* WHAT IS EXPECTED: Repeat exactly each line of the data provided below.

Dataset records
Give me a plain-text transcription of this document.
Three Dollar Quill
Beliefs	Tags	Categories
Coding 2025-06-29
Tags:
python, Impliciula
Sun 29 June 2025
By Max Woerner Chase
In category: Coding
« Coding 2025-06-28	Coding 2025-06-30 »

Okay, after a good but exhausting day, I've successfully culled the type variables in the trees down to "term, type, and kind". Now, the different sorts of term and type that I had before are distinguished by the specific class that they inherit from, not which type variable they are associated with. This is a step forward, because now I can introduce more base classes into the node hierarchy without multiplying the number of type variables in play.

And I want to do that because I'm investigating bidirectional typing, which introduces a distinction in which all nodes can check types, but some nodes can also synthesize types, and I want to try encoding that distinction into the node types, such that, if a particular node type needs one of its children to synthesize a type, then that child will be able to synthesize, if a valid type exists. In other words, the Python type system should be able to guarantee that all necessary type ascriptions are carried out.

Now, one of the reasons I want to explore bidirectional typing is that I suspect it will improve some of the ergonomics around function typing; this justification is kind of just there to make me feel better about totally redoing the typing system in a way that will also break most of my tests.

* SOLVED PROBLEM:
Give me a plain-text transcription of this document.
Three Dollar Quill
Beliefs	Tags	Categories
Coding 2025-06-29
Tags:
python, Impliciula
Sun 29 June 2025
By Max Woerner Chase
In category: Coding
« Coding 2025-06-28	Coding 2025-06-30 »

Okay, after a good but exhausting day, I've successfully culled the type variables in the trees down to "term, type, and kind". Now, the different sorts of term and type that I had before are distinguished by the specific class that they inherit from, not which type variable they are associated with. This is a step forward, because now I can introduce more base classes into the node hierarchy without multiplying the number of type variables in play.

And I want to do that because I'm investigating bidirectional typing, which introduces a distinction in which all nodes can check types, but some nodes can also synthesize types, and I want to try encoding that distinction into the node types, such that, if a particular node type needs one of its children to synthesize a type, then that child will be able to synthesize, if a valid type exists. In other words, the Python type system should be able to guarantee that all necessary type ascriptions are carried out.

Now, one of the reasons I want to explore bidirectional typing is that I suspect it will improve some of the ergonomics around function typing; this justification is kind of just there to make me feel better about totally redoing the typing system in a way that will also break most of my tests.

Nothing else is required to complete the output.